◆ Task requirements
Lay out the lines of the records below as a JSON list of strings, one string per line with blank lines left out. Start at the first line of the records and go on through the line containing "slide-drawing <box>540 200 960 800</box>", including that line.

(Element box records)
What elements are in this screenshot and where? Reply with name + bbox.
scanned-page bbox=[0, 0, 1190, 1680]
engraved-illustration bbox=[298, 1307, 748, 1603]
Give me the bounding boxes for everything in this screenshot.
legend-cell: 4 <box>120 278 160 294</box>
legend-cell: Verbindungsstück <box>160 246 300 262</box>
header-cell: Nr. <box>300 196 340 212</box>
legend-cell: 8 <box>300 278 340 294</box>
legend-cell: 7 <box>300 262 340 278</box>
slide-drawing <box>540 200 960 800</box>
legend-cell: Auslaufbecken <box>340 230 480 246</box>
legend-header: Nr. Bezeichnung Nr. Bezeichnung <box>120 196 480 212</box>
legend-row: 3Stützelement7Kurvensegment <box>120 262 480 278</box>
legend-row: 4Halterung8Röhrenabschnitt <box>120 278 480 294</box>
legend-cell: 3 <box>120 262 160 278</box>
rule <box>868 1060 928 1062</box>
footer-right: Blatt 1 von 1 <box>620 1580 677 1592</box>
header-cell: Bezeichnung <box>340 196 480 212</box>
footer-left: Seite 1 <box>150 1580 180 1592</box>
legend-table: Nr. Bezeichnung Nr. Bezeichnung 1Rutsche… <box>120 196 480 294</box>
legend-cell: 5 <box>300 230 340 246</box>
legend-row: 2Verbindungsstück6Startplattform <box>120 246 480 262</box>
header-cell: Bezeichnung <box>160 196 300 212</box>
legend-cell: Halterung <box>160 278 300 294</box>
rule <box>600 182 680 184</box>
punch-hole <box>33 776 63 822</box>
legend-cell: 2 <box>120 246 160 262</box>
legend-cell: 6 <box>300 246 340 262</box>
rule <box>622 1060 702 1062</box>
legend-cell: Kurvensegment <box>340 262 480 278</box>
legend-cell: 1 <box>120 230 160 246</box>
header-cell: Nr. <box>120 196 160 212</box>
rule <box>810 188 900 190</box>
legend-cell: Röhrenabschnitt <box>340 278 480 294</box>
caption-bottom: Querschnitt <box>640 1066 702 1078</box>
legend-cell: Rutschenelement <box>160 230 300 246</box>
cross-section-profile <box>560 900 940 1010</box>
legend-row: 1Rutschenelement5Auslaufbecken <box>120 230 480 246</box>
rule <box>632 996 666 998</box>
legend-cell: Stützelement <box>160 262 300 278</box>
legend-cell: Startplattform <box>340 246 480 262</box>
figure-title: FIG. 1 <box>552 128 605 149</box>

◆ Reply to the exercise
[
  "What elements are in this screenshot and where? Reply with name + bbox.",
  "scanned-page bbox=[0, 0, 1190, 1680]",
  "engraved-illustration bbox=[298, 1307, 748, 1603]",
  "Give me the bounding boxes for everything in this screenshot.",
  "legend-cell: 4 <box>120 278 160 294</box>",
  "legend-cell: Verbindungsstück <box>160 246 300 262</box>",
  "header-cell: Nr. <box>300 196 340 212</box>",
  "legend-cell: 8 <box>300 278 340 294</box>",
  "legend-cell: 7 <box>300 262 340 278</box>",
  "slide-drawing <box>540 200 960 800</box>"
]